> _GOAL OF THE EXERCISE_
Gather each line containing the string "xlabel" from these entries.

> _PROVIDED ENTRIES_
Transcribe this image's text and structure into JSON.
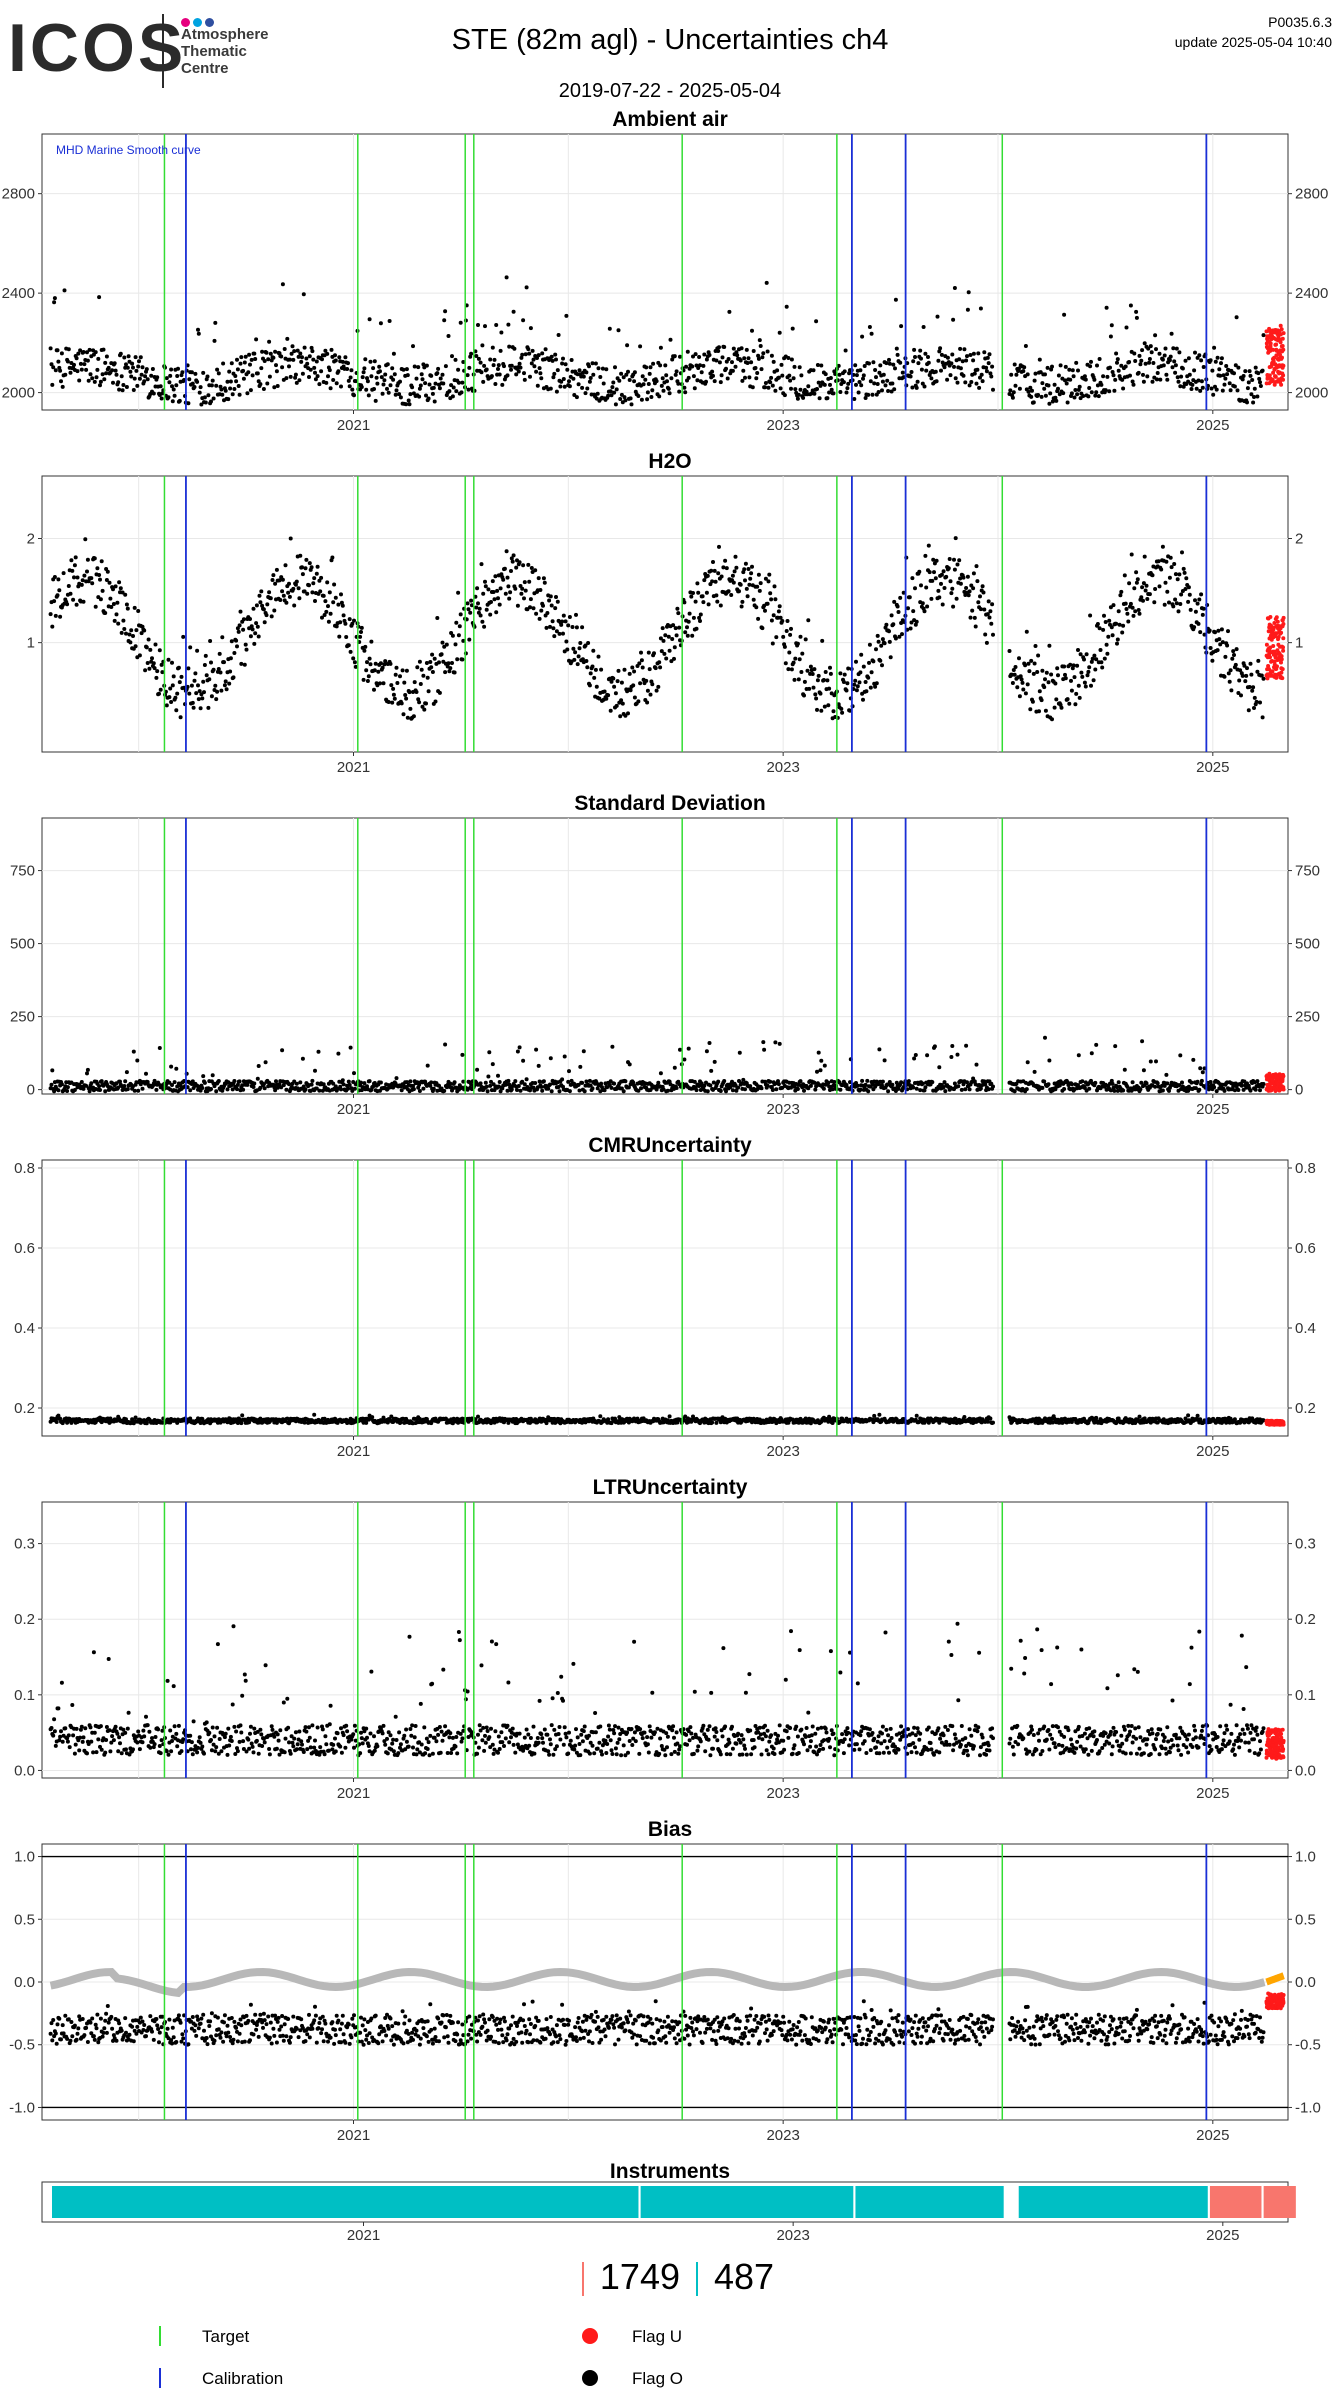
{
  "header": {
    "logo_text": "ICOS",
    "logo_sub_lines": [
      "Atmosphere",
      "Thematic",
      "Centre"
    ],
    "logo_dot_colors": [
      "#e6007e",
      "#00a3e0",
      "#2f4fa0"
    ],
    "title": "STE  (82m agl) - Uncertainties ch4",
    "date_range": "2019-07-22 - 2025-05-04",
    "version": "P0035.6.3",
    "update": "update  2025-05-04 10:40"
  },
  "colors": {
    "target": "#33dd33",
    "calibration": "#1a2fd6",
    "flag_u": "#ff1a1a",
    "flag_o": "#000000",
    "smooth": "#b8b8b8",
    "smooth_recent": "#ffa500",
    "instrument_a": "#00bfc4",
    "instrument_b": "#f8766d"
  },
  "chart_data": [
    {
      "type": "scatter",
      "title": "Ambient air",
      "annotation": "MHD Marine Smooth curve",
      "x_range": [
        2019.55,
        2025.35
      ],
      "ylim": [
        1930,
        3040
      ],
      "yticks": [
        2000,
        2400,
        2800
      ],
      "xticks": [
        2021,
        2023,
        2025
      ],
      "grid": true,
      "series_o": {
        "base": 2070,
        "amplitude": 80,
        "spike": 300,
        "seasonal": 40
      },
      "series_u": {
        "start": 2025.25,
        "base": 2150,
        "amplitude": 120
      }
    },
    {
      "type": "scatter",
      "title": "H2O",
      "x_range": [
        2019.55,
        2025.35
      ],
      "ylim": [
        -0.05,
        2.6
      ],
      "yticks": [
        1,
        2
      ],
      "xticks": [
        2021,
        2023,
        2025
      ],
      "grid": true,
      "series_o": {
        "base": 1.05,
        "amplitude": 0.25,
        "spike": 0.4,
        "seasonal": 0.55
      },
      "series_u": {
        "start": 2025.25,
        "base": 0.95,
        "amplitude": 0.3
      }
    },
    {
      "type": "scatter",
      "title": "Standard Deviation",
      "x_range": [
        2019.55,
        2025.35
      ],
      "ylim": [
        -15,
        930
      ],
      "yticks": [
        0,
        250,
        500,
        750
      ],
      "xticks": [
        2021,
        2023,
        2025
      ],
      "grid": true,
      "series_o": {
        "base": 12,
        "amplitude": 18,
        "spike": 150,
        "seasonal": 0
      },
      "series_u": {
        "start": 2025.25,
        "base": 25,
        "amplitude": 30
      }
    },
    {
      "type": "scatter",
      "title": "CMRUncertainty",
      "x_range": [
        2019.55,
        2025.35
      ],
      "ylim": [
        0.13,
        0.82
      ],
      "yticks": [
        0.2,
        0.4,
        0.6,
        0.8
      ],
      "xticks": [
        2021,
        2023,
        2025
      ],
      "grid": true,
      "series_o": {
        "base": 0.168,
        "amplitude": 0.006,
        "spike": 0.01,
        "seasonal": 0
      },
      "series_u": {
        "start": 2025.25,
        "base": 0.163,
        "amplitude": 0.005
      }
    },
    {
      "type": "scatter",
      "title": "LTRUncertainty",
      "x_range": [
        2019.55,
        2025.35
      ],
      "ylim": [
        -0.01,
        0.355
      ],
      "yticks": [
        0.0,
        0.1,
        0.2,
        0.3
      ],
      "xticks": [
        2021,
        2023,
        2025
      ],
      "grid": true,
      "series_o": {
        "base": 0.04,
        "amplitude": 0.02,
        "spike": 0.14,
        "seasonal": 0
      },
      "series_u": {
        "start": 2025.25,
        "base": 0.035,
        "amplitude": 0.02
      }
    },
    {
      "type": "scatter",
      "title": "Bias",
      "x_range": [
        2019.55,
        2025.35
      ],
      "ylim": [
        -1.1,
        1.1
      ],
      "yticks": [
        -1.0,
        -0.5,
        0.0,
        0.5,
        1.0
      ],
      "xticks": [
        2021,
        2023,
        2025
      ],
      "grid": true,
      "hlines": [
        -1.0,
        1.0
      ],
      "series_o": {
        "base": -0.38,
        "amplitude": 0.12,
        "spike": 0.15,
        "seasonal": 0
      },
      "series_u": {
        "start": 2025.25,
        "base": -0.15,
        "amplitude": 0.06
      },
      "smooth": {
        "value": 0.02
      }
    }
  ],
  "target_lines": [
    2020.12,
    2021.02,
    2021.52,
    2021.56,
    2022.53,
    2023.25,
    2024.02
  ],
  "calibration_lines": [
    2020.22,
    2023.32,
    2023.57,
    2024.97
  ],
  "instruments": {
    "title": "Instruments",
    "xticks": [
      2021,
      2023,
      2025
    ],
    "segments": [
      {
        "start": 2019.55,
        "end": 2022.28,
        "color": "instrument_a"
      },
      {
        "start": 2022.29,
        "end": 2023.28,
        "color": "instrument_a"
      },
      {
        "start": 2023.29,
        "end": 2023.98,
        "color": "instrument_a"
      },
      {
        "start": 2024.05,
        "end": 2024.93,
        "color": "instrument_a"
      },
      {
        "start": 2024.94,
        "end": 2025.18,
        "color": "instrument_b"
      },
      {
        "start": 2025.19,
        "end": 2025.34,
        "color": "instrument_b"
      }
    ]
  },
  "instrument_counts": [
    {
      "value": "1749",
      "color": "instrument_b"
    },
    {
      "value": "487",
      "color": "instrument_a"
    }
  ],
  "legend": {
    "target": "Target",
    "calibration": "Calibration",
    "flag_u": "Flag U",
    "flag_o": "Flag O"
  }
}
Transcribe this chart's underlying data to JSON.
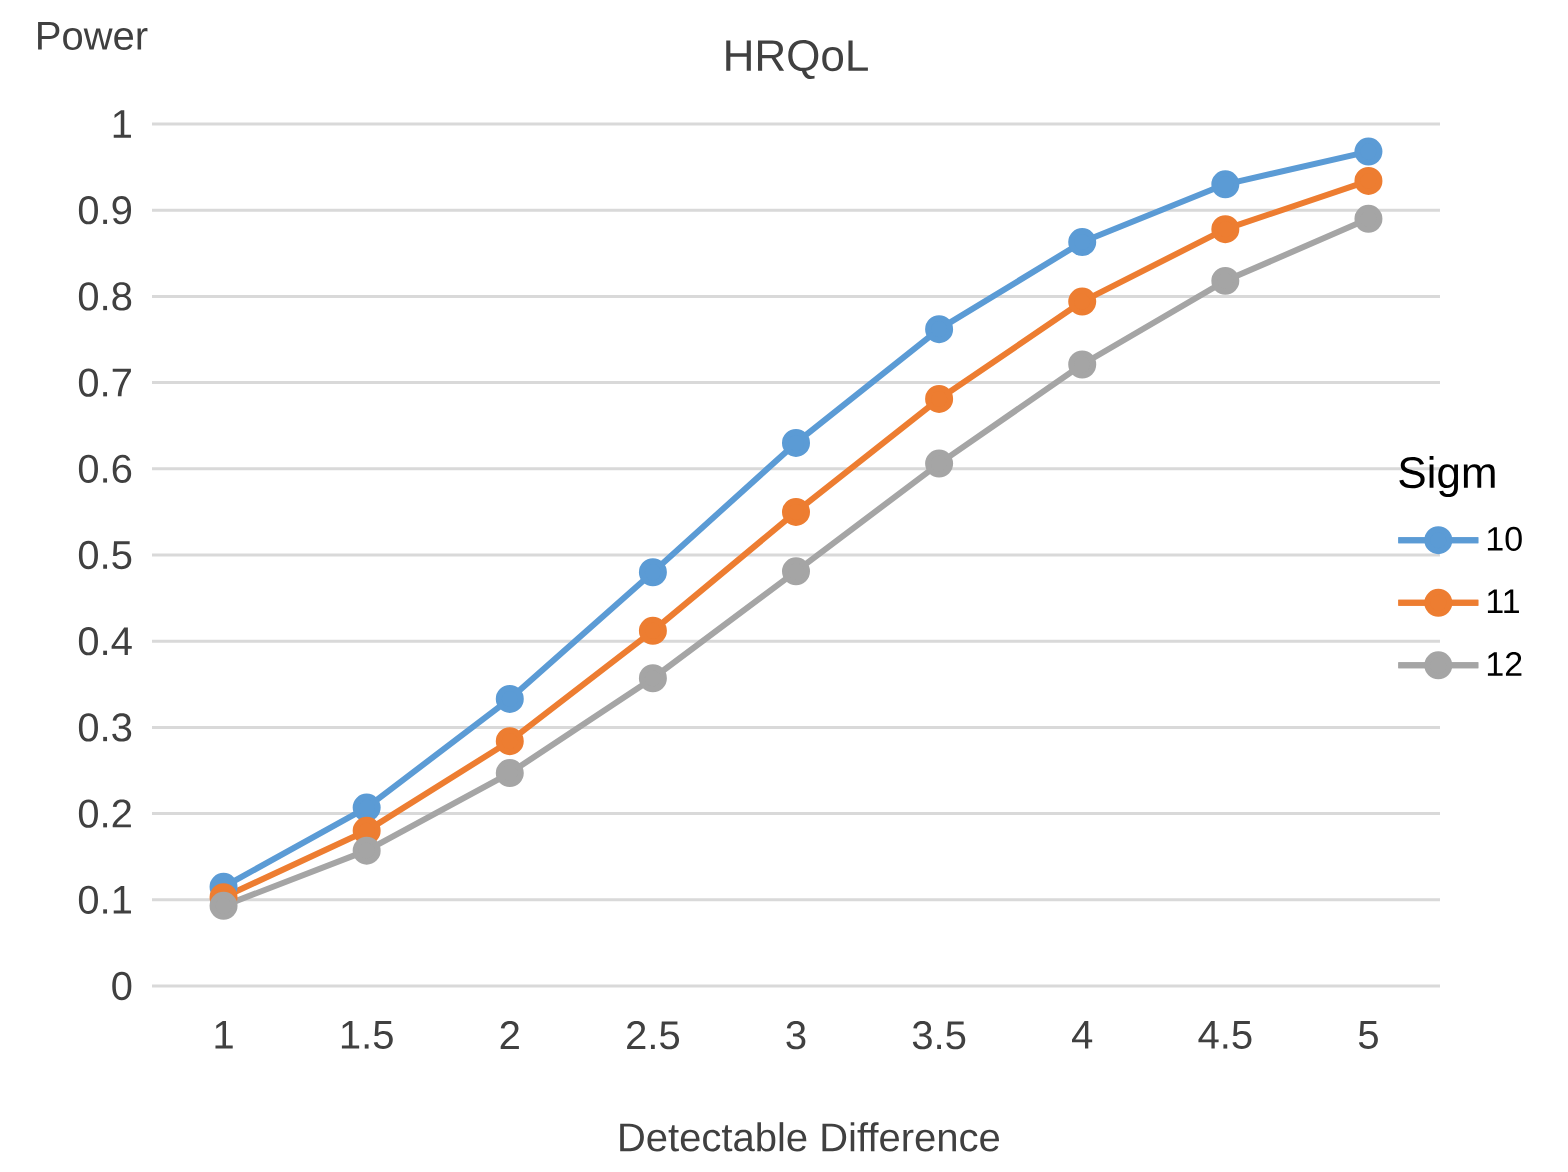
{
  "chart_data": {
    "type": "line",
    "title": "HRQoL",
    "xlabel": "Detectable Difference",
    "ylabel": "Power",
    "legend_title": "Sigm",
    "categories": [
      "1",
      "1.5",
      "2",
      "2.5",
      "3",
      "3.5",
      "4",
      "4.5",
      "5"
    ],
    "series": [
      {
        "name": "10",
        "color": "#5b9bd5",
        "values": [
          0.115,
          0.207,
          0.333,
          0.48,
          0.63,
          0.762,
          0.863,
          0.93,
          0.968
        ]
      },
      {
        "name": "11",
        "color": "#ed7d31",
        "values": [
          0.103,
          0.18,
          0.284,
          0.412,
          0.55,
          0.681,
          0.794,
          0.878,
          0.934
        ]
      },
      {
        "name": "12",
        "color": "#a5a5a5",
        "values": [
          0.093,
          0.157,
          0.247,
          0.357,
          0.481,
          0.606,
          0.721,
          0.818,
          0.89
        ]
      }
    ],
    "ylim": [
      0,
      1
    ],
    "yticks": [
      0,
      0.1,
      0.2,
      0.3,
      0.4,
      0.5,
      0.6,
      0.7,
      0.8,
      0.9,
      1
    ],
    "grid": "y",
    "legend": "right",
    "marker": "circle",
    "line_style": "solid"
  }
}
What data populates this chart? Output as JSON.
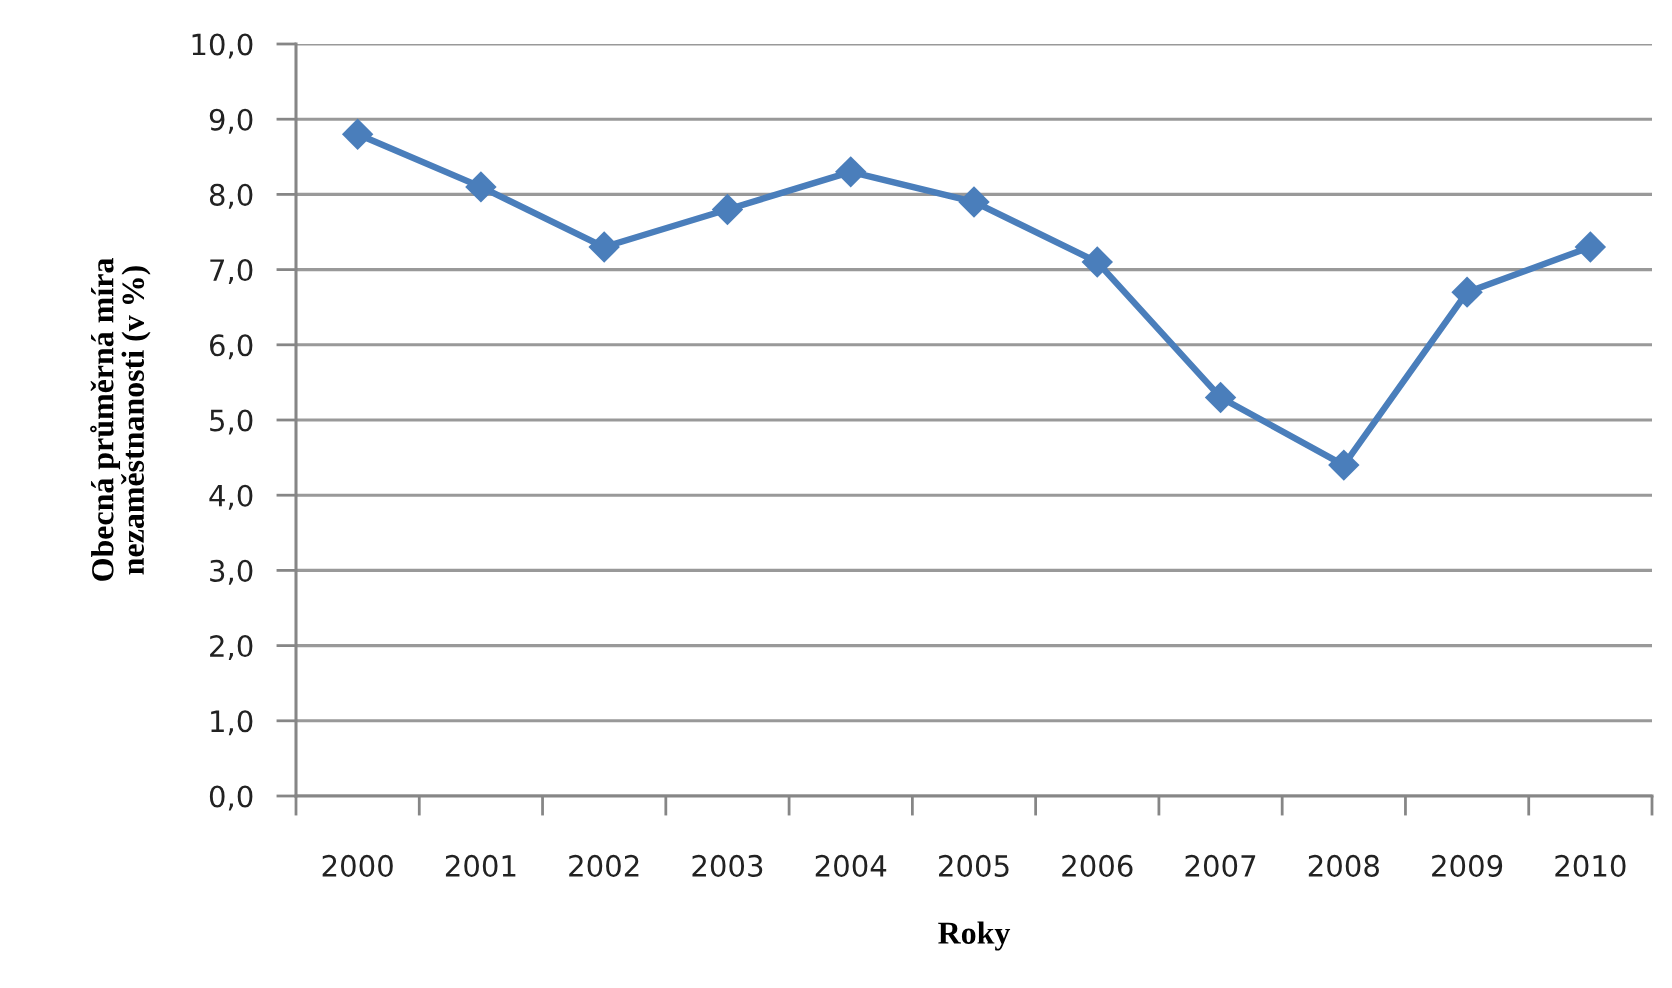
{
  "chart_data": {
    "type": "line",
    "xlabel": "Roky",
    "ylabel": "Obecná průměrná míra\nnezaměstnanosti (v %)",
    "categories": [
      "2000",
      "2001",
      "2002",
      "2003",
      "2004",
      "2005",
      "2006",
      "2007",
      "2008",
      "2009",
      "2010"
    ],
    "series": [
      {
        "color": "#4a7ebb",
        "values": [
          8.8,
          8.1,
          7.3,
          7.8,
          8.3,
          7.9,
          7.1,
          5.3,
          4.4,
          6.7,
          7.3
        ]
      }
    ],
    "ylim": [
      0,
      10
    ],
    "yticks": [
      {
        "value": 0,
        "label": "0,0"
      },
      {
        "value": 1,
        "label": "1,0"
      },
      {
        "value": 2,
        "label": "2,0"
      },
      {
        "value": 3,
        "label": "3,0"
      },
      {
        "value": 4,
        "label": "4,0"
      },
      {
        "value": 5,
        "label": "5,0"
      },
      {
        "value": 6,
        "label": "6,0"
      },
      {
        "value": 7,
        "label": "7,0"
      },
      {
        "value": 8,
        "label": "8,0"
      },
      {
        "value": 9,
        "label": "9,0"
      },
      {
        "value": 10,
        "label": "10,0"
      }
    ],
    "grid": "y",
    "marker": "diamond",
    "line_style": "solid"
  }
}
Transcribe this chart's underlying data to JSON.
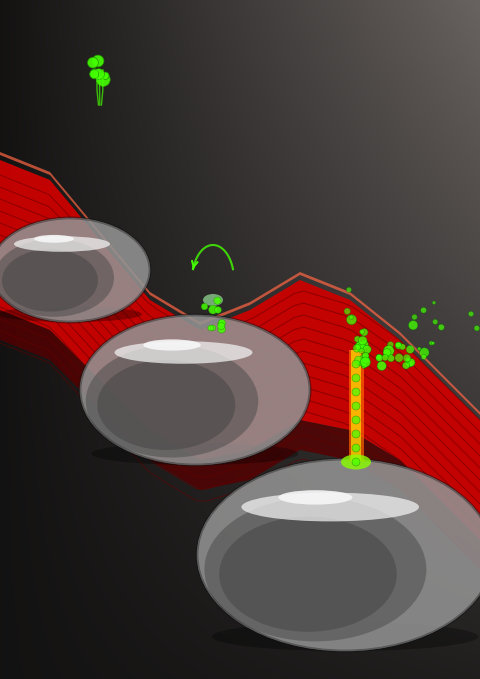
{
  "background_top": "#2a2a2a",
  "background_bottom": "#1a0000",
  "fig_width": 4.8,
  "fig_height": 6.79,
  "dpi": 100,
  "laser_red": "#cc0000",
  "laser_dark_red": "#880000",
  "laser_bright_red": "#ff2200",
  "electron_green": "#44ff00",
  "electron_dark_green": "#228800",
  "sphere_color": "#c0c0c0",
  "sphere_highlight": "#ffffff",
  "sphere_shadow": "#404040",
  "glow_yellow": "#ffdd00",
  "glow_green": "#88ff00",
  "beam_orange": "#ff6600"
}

> _EXERCISE SOLUTION_
    "xlabel": "Detectable Difference",
    "xlabel": "Roky",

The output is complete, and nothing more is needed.